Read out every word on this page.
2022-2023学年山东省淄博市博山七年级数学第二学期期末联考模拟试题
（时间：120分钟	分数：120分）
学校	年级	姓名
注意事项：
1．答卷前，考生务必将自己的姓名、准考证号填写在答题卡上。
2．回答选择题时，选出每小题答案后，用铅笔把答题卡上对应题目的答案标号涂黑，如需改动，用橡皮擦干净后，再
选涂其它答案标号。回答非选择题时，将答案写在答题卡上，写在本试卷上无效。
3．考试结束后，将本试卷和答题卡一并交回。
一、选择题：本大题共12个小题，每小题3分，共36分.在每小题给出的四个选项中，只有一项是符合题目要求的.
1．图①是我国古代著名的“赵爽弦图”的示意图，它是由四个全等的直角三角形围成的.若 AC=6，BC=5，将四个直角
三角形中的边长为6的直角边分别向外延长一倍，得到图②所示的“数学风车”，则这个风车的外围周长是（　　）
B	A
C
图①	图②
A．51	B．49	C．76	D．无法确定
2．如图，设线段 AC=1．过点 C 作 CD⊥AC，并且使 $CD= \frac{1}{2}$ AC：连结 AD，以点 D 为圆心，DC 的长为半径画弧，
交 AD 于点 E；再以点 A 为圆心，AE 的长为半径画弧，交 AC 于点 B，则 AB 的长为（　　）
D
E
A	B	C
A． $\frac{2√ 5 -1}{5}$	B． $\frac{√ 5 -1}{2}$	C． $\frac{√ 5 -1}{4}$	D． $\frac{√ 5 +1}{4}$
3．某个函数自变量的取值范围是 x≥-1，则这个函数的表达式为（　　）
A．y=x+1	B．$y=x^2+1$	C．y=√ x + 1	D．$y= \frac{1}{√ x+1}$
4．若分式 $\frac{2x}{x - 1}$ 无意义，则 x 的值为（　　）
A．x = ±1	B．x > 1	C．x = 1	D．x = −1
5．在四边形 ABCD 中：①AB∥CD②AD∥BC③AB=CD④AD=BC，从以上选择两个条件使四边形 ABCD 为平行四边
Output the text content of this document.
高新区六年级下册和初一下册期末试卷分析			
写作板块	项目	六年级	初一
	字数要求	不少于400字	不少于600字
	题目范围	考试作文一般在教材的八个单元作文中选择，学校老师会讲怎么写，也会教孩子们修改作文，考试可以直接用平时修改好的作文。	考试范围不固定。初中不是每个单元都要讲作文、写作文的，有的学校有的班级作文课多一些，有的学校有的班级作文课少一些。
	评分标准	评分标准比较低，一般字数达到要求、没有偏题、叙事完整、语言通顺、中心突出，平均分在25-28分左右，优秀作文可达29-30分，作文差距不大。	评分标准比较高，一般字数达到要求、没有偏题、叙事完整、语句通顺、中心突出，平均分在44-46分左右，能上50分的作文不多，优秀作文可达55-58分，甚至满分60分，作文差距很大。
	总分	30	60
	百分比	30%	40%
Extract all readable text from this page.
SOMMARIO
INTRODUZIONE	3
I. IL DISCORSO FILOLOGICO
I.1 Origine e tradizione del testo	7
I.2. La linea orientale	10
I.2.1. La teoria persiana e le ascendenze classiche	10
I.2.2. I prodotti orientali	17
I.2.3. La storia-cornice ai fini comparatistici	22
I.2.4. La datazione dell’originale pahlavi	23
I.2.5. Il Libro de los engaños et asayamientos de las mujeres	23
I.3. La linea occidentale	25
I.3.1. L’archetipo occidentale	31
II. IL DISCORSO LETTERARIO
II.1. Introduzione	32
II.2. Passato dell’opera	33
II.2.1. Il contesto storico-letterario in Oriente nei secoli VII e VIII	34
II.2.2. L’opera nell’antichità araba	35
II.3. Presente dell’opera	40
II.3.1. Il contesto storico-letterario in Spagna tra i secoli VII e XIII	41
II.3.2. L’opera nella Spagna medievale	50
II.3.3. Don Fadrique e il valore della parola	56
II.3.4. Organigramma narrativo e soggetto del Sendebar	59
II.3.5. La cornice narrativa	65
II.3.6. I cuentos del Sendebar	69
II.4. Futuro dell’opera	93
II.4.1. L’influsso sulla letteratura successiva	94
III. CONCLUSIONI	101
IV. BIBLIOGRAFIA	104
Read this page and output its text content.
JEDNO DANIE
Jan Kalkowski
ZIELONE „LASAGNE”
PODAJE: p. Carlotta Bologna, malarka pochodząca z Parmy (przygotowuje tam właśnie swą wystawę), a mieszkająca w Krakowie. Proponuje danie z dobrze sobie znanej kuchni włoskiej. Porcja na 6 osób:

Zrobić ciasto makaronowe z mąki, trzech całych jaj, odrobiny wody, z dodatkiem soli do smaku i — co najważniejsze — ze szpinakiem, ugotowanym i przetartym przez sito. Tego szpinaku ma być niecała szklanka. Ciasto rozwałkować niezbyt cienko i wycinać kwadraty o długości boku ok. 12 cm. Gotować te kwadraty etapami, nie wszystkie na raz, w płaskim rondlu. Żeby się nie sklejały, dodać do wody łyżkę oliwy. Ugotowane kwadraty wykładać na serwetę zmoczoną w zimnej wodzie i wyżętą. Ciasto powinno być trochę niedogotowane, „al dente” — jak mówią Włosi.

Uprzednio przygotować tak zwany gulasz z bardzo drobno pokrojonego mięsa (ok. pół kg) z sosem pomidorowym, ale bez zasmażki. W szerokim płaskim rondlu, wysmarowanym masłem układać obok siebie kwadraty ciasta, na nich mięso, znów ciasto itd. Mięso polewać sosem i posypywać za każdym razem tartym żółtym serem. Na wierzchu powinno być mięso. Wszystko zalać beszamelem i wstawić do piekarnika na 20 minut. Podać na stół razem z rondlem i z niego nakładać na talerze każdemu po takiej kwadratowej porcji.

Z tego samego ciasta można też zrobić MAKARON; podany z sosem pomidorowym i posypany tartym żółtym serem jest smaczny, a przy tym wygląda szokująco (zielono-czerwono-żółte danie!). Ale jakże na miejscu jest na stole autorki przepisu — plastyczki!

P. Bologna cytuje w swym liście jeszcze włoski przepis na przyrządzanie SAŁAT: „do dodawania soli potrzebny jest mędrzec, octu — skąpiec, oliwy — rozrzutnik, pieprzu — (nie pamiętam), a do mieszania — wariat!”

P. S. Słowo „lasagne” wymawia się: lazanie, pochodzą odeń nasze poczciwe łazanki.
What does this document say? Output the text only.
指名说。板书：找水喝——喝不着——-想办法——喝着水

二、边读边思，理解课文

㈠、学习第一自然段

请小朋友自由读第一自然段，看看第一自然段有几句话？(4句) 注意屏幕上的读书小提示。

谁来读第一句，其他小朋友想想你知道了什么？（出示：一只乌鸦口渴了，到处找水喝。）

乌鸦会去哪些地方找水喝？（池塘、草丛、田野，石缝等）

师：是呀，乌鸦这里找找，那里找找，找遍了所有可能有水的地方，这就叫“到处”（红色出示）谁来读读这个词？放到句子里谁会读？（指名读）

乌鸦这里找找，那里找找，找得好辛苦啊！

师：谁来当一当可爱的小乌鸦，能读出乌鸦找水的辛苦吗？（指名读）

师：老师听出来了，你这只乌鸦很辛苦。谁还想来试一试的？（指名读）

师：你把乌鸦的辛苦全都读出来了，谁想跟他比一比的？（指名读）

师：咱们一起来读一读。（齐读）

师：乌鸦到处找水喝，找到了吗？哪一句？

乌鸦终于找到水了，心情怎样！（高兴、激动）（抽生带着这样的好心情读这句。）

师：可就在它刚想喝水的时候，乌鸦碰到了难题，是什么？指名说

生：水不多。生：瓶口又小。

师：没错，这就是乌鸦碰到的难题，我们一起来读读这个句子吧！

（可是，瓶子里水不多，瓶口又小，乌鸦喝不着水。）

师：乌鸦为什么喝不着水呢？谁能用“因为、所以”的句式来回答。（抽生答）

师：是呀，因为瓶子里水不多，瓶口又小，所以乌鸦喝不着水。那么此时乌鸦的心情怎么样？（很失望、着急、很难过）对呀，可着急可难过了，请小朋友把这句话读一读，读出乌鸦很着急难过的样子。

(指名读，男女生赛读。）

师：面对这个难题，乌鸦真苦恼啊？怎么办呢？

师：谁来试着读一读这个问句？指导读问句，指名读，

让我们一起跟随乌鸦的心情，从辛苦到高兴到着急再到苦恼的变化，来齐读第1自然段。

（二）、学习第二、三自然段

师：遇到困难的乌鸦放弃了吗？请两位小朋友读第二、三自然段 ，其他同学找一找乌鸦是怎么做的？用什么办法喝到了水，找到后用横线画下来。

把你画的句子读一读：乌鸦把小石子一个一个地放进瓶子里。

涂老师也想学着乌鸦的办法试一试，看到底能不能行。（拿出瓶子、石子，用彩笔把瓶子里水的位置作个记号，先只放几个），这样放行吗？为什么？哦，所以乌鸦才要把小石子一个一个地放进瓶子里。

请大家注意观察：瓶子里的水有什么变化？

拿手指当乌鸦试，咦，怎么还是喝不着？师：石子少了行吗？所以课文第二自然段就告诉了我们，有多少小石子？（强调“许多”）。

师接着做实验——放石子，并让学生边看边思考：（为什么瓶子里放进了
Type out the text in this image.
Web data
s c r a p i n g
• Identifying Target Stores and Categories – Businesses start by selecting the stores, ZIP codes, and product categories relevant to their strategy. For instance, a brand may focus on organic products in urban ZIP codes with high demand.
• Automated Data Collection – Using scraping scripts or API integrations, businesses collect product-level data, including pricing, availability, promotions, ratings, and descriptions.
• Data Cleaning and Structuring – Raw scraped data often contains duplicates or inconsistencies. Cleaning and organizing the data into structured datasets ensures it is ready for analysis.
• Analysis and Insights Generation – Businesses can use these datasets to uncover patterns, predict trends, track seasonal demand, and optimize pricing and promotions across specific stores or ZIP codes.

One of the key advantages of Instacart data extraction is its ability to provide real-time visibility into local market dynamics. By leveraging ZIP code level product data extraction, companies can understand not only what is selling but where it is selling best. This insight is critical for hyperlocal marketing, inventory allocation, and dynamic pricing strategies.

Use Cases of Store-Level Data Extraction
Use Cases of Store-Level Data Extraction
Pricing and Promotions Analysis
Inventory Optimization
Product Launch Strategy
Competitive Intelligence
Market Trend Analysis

- **Task requirements**
Return every line in the listing that contains the word "jest".

- **Problem solution**
Z tego samego ciasta można też zrobić MAKARON; podany z sosem pomidorowym i posypany tartym żółtym serem jest smaczny, a przy tym wygląda szokująco (zielono-czerwono-żółte danie!). Ale jakże na miejscu jest na stole autorki przepisu — plastyczki!
P. Bologna cytuje w swym liście jeszcze włoski przepis na przyrządzanie SAŁAT: „do dodawania soli potrzebny jest mędrzec, octu — skąpiec, oliwy — rozrzutnik, pieprzu — (nie pamiętam), a do mieszania — wariat!”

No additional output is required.